Teks Bacaan
MACAM-MACAM untuk peristiwa pembajakan kereta api dan
konsulat RI oleh teroris RMS di Negeri Belanda. Pembebasan para
sandera di Beilen disertai menyerahnya 7 teroris di sana secara
tiba-tiba, telah menimbulkan tanda tanya besar di kalangan
masyarakat. Sebuah koran Belanda yang beroplah besar, Algemeene
Dagblad minggu lalu mencoba mengemukakan jawabannya. Sebuah
kelompok pengusaha Belanda di Den Haag kabarnya telah menawarkan
uang tunai sebanyak 1 juta gulden (sekitar Rp 150 juta) kepada
pemimpin-pemimpin RMS jika mereka dapat menghentikan pembajakan
itu. Dengan syarat, para sandera dibebaskan tanpa cedera.
Pemimpin kelompok pengusaha itu, Kouwenpoven, 58 tahun, juga
dikenal sebagai seorang promotor olahraga. "Uang bujukan" yang
sama jumlahnya, ditawarkan pula oleh pengusaha lain bernama J.
Radix langsung kepada "Presiden" RMS, J.A. Manusama. Menurut
koran tersebut, Manusama menerima tawaran itu sebagai "bantuan
simpatik" untuk kelanjutan perjuangan RMS.

Soal Latihan
[1] Tuliskan kembali baris-baris daftar di bawah ini tanpa perubahan, dari baris paling atas hingga baris yang memuat "forecast-down-arrow[interactable] — [608, 125, 638, 245]", dengan kedua ujungnya ikut disalin.
[2] Teruskan teks tentang pembajakan oleh teroris RMS di atas, dimulai setelah kalimat terakhirnya.

Bahan Masukan
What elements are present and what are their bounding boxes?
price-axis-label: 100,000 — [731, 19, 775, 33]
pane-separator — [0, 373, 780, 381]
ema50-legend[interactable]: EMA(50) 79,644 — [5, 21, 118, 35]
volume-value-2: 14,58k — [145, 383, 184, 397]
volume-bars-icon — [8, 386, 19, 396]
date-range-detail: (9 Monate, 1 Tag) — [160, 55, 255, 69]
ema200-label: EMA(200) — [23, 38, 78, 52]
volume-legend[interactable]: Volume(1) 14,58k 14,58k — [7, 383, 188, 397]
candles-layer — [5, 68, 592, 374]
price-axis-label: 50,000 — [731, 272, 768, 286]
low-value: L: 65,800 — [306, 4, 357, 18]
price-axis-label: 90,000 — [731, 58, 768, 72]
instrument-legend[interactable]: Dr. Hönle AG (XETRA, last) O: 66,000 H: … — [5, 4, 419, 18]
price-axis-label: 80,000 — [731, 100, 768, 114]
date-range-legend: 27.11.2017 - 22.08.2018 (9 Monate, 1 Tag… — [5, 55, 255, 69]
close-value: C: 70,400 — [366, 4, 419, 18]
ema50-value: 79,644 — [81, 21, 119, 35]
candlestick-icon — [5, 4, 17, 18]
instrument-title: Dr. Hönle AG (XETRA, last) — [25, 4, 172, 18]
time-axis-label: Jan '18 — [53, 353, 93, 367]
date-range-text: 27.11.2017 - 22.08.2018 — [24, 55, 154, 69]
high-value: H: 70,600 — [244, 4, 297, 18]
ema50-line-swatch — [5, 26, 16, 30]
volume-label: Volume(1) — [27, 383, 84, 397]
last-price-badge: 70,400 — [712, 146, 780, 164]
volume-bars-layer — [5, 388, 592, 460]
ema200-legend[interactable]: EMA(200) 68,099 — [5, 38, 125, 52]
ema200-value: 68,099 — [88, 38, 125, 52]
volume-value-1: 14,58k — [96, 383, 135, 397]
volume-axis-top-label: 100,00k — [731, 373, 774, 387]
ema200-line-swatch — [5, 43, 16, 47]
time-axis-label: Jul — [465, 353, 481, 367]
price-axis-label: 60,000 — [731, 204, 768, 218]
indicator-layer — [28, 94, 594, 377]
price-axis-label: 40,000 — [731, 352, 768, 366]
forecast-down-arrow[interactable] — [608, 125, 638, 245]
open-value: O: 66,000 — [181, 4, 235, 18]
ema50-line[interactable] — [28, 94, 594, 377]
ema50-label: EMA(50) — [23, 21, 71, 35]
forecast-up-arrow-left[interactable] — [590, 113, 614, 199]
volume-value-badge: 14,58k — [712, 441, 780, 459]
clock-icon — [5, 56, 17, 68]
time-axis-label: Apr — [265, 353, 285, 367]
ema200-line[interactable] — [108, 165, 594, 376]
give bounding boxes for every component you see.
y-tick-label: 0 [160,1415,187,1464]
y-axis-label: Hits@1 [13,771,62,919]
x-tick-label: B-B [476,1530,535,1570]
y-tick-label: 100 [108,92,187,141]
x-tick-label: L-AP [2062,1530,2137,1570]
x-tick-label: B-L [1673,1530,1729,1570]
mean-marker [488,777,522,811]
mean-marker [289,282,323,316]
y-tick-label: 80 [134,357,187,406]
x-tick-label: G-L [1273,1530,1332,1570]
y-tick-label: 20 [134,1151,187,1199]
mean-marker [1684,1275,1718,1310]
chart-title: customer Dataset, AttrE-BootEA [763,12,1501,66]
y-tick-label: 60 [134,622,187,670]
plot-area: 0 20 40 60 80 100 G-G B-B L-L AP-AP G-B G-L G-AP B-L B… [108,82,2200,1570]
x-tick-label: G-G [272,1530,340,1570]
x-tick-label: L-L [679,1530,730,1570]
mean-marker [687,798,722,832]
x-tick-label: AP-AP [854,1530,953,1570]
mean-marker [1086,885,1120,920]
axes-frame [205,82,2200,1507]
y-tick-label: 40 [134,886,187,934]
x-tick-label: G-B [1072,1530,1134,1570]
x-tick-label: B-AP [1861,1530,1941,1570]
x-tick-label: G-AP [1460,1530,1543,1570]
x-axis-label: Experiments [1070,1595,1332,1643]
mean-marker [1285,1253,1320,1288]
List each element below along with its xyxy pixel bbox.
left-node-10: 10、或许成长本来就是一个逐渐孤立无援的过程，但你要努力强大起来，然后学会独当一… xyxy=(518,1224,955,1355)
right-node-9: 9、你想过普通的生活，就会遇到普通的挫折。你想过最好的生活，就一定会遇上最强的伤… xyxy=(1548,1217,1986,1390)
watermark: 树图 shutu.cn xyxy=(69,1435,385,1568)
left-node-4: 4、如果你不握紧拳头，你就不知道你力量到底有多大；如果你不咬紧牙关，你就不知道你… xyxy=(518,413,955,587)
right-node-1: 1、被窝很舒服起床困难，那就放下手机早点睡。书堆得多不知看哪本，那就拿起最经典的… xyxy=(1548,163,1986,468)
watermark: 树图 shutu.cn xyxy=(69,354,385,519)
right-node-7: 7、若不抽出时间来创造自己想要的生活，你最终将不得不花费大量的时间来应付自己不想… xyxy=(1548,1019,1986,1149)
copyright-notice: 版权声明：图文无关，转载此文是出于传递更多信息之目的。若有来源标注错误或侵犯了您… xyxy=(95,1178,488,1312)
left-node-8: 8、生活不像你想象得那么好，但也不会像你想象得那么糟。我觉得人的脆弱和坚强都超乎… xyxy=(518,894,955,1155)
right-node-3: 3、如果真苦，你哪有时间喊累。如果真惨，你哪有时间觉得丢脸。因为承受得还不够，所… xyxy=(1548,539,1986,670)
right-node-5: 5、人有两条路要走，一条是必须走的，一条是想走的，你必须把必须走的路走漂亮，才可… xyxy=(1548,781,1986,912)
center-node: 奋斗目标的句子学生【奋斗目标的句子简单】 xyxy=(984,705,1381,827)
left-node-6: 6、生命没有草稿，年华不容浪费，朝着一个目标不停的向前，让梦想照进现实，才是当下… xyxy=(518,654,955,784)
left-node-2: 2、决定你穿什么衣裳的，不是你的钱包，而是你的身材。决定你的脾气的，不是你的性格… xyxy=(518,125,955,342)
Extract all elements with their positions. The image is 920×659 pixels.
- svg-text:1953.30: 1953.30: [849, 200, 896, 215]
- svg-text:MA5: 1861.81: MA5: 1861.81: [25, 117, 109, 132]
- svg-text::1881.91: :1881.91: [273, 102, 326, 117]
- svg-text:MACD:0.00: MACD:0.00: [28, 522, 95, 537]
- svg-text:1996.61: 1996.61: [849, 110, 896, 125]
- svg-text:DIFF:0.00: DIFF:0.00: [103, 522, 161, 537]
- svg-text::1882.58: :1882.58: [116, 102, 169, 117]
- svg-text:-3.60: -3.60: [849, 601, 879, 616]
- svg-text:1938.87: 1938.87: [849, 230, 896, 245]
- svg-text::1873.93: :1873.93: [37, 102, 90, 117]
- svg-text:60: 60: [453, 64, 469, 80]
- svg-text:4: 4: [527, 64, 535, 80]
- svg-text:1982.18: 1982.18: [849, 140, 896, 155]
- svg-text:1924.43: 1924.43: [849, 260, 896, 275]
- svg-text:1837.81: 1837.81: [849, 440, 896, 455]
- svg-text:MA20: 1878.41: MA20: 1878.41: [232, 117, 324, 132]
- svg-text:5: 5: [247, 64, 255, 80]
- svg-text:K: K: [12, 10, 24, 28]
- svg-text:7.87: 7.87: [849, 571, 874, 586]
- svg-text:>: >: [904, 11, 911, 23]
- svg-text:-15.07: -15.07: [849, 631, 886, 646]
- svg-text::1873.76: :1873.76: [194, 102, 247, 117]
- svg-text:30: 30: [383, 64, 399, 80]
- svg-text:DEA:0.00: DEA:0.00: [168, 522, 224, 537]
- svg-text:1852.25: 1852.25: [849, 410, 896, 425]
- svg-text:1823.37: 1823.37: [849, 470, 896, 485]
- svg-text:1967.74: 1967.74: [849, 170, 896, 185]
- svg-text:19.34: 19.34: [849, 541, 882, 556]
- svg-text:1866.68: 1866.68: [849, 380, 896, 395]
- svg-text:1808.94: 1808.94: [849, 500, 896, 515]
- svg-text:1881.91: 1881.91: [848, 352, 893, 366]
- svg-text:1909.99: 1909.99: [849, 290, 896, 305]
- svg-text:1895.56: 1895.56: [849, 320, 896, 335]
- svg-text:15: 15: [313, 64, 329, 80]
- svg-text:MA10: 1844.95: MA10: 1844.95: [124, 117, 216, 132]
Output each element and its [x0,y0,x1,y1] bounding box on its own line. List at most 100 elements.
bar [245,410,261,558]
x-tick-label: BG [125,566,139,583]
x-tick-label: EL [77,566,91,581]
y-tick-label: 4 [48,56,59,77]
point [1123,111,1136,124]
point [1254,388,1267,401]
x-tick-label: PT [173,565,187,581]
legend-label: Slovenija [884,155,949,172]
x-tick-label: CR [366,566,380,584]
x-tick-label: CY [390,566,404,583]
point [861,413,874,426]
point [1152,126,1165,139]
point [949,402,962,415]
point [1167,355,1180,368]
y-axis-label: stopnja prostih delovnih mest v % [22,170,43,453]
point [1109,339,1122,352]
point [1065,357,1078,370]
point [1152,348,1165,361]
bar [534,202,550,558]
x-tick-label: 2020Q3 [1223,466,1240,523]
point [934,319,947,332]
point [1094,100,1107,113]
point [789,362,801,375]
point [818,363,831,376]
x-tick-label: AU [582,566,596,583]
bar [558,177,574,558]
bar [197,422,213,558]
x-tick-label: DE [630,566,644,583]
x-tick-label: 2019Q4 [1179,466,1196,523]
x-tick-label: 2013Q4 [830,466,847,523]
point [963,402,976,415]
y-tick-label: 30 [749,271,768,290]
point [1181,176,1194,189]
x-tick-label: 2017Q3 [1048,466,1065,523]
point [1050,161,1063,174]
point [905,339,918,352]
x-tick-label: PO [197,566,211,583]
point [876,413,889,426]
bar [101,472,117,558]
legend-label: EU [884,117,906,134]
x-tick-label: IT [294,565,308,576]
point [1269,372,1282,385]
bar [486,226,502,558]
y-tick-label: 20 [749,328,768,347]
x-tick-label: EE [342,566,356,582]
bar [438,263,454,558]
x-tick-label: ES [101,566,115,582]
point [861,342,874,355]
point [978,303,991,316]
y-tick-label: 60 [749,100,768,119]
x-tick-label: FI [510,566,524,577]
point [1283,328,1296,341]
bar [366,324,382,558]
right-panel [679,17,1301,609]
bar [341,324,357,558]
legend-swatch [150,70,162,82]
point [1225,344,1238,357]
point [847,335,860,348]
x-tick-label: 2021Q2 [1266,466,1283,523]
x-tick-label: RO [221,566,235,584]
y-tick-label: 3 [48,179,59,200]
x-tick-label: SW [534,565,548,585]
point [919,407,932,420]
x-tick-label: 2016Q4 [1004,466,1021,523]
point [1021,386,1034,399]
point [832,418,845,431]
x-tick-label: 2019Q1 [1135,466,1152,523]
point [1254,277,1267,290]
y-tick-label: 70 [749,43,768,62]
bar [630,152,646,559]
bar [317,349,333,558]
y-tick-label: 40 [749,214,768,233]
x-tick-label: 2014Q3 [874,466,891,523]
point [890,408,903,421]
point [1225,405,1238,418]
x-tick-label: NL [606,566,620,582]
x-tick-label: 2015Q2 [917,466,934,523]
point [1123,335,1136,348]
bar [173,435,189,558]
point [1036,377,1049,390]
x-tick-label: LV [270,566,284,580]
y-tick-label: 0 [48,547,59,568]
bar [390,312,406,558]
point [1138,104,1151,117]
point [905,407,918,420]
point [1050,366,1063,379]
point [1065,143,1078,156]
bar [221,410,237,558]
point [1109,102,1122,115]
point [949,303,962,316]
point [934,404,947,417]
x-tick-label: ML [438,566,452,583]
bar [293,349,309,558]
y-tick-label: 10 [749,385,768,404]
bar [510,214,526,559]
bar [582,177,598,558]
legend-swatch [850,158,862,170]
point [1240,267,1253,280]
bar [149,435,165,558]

Kunci Jawaban
[1]
What elements are present and what are their bounding boxes?
price-axis-label: 100,000 — [731, 19, 775, 33]
pane-separator — [0, 373, 780, 381]
ema50-legend[interactable]: EMA(50) 79,644 — [5, 21, 118, 35]
volume-value-2: 14,58k — [145, 383, 184, 397]
volume-bars-icon — [8, 386, 19, 396]
date-range-detail: (9 Monate, 1 Tag) — [160, 55, 255, 69]
ema200-label: EMA(200) — [23, 38, 78, 52]
volume-legend[interactable]: Volume(1) 14,58k 14,58k — [7, 383, 188, 397]
candles-layer — [5, 68, 592, 374]
price-axis-label: 50,000 — [731, 272, 768, 286]
low-value: L: 65,800 — [306, 4, 357, 18]
price-axis-label: 90,000 — [731, 58, 768, 72]
instrument-legend[interactable]: Dr. Hönle AG (XETRA, last) O: 66,000 H: … — [5, 4, 419, 18]
price-axis-label: 80,000 — [731, 100, 768, 114]
date-range-legend: 27.11.2017 - 22.08.2018 (9 Monate, 1 Tag… — [5, 55, 255, 69]
close-value: C: 70,400 — [366, 4, 419, 18]
ema50-value: 79,644 — [81, 21, 119, 35]
candlestick-icon — [5, 4, 17, 18]
instrument-title: Dr. Hönle AG (XETRA, last) — [25, 4, 172, 18]
time-axis-label: Jan '18 — [53, 353, 93, 367]
date-range-text: 27.11.2017 - 22.08.2018 — [24, 55, 154, 69]
high-value: H: 70,600 — [244, 4, 297, 18]
ema50-line-swatch — [5, 26, 16, 30]
volume-label: Volume(1) — [27, 383, 84, 397]
last-price-badge: 70,400 — [712, 146, 780, 164]
volume-bars-layer — [5, 388, 592, 460]
ema200-legend[interactable]: EMA(200) 68,099 — [5, 38, 125, 52]
ema200-value: 68,099 — [88, 38, 125, 52]
volume-value-1: 14,58k — [96, 383, 135, 397]
volume-axis-top-label: 100,00k — [731, 373, 774, 387]
ema200-line-swatch — [5, 43, 16, 47]
time-axis-label: Jul — [465, 353, 481, 367]
price-axis-label: 60,000 — [731, 204, 768, 218]
indicator-layer — [28, 94, 594, 377]
price-axis-label: 40,000 — [731, 352, 768, 366]
forecast-down-arrow[interactable] — [608, 125, 638, 245]

[2]
Apa jawaban Manusama atas sinyalemen koran Belanda itu? "Semua
bantuan keuangan diterima dengan baik, tapi hanya bila peristiwa
ini telah berakhir", kata Manusama. Tapi dia masih menambahkan,
bahwa pemberian uang sebanyk 1 juta gulden itu tidak akan bisa
mempengaruhi tindakan pembajakan terhadap konsulat RI. Sedang
dalam perkara pembajakan kereta api yang telah berakhir dengan-3
korban mati dan 2 korban ledakan yang masih hidup (di antaranya
satu orang teroris), Manusama menyebut dirinya "tidak punya
peranan apa-apa". Algemeene Dagblad juga membeberkan bahwa ada
satu perusahaan dagang milik gembong-gembong RMS yang sengaja
mau menarik keuntungan dari situasi panik di Negeri Belanda
dengan menampung "pernyataan simpati" herupa sumbangan uang
seperti kedua contoh di atas. Tapi betulkah orang-orang Belanda
mau diperas dengan cara demikian? Menurut. AP, pada hakekatnya
"tawaran-tawaran" bantuan uang itu hanyalah siasat untuk
membujuk para teroris menghentikan aksinya di Beilen dan
Amsterdam - dan belum tentu akan direalisir.
Sementara ada yang mencoba membujuk para teroris dengan
pancingan uang, ada juga yang mencari jalan ke luar yang lebih
berbau hukum. Maksudnya untuk mencegah kemungkinan-kemungkinan
terorisme di masa mendatang. Kelompok Aksi UU Anti-teroris yang
dibentuk sehari setelah mulainya peristiwa Beilen dan
berkedudukan di Rotterdam segera memperoleh dukungan luas.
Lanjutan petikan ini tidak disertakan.